## [JOB]
From the listing below, extract each line containing the string "Cari".

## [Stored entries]
--- Begin ---
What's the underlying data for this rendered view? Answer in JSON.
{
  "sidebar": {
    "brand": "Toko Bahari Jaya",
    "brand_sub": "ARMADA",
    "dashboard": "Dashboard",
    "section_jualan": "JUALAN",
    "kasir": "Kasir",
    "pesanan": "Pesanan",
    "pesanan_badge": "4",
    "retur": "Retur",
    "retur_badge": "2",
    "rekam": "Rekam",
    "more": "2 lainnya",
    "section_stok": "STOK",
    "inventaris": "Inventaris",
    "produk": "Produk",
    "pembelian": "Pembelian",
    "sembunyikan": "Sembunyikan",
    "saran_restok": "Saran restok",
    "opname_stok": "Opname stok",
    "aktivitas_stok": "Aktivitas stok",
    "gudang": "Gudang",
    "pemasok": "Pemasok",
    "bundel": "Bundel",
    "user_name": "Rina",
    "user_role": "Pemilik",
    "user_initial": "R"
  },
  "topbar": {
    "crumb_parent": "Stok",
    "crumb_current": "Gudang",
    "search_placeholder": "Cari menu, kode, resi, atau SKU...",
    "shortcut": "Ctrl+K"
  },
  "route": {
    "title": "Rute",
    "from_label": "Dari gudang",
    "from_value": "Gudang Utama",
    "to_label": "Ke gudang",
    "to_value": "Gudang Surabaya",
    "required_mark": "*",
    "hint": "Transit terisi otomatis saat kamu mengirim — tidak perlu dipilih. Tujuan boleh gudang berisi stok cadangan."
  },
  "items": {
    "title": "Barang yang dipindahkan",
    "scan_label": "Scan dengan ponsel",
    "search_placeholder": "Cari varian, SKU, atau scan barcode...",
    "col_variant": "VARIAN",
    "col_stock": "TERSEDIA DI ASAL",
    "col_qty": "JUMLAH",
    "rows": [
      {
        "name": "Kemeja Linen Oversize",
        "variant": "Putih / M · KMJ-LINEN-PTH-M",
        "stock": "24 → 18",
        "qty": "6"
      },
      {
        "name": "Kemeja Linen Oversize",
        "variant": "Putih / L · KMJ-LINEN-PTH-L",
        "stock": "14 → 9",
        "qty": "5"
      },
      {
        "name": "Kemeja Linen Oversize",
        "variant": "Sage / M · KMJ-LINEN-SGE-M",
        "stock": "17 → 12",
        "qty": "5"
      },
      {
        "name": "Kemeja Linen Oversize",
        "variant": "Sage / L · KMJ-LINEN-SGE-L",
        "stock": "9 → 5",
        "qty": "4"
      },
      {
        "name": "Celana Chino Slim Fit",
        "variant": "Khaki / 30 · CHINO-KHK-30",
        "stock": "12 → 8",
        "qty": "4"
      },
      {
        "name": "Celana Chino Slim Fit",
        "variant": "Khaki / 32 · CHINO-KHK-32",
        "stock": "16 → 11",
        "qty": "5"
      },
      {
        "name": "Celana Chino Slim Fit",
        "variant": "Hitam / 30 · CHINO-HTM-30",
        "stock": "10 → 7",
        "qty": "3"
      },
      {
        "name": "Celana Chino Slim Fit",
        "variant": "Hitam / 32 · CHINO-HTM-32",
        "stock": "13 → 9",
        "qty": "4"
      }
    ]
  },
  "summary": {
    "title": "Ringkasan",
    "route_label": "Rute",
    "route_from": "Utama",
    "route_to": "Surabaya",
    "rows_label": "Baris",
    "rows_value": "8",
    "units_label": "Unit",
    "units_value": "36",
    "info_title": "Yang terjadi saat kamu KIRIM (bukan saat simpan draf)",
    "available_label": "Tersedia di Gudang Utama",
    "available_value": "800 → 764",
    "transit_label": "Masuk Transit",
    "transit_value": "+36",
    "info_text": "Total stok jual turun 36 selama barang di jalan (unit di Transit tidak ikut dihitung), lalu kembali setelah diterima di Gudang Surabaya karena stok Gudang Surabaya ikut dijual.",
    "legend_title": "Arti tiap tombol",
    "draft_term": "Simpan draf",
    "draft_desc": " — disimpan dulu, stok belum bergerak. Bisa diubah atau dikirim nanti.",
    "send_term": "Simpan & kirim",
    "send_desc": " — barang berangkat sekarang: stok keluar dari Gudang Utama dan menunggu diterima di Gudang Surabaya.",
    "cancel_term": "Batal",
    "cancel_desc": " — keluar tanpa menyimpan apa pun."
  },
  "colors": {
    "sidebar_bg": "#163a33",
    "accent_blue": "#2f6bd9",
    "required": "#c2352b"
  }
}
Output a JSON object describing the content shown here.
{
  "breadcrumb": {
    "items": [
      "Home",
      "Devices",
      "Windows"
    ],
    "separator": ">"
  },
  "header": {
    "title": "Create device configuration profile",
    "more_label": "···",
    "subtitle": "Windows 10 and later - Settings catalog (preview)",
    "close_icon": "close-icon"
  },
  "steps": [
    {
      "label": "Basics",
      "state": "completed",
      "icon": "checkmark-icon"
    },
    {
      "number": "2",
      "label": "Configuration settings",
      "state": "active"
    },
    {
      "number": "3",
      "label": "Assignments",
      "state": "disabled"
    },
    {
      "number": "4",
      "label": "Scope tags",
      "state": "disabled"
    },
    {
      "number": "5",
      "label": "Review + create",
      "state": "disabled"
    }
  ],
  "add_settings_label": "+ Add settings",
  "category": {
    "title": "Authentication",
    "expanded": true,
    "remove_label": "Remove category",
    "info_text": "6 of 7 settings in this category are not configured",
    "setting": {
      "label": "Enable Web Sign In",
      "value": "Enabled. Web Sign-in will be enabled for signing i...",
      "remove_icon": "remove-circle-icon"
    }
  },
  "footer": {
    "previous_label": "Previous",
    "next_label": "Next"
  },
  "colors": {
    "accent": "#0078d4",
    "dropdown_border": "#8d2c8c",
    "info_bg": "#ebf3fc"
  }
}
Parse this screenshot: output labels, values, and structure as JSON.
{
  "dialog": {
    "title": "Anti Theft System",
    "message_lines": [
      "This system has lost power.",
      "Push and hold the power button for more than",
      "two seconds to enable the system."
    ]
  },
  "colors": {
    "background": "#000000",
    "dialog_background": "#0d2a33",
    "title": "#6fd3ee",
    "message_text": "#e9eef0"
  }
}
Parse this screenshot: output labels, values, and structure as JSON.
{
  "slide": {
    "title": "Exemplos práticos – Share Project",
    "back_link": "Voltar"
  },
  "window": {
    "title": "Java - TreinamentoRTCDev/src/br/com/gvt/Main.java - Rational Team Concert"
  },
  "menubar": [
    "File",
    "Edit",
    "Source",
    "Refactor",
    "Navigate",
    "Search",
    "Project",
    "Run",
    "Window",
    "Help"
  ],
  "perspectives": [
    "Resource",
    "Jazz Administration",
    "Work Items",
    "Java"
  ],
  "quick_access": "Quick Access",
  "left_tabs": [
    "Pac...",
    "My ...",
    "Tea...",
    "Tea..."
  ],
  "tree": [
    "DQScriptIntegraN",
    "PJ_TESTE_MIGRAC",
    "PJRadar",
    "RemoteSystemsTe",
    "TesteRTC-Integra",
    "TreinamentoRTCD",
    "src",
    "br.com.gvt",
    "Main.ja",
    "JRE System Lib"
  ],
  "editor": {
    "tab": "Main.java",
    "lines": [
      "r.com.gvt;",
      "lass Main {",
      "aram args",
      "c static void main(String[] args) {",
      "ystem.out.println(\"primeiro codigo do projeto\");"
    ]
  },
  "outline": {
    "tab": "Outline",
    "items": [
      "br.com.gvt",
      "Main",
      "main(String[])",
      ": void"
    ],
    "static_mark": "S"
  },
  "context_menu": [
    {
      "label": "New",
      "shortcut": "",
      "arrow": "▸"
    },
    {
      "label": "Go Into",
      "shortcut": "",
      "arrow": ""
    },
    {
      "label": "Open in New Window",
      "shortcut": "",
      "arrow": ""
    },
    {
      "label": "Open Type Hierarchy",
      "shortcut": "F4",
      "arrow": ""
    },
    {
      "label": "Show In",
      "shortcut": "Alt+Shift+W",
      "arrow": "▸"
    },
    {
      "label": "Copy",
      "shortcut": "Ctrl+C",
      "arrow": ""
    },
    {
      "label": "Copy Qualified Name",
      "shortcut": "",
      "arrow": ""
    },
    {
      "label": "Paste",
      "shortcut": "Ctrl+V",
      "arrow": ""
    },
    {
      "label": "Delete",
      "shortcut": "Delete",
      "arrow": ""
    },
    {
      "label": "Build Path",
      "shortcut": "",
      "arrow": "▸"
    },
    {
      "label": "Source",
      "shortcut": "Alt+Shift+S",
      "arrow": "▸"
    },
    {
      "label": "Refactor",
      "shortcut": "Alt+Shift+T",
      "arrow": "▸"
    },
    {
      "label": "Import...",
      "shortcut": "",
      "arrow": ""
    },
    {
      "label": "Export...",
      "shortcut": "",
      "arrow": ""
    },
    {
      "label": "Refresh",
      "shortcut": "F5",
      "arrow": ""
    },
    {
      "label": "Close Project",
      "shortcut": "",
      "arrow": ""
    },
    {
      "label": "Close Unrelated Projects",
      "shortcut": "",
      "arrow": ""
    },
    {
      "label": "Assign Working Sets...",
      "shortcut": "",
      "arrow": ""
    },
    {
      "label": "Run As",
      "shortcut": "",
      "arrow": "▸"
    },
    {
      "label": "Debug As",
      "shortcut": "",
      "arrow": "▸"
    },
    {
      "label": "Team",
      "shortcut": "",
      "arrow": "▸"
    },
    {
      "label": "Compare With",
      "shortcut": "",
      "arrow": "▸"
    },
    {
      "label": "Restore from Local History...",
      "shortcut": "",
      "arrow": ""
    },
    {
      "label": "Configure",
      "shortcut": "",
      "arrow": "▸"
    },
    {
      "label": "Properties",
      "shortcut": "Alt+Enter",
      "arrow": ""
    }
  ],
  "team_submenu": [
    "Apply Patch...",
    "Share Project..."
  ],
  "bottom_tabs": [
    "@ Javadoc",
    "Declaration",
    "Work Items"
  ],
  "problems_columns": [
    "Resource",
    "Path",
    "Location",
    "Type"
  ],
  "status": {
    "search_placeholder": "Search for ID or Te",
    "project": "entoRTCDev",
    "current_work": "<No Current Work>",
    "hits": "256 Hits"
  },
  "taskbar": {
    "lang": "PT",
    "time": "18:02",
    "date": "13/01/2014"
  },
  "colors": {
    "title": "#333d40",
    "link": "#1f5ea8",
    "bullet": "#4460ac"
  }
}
--- End ---
## [WRITTEN REPLY]
    "search_placeholder": "Cari menu, kode, resi, atau SKU...",
    "search_placeholder": "Cari varian, SKU, atau scan barcode...",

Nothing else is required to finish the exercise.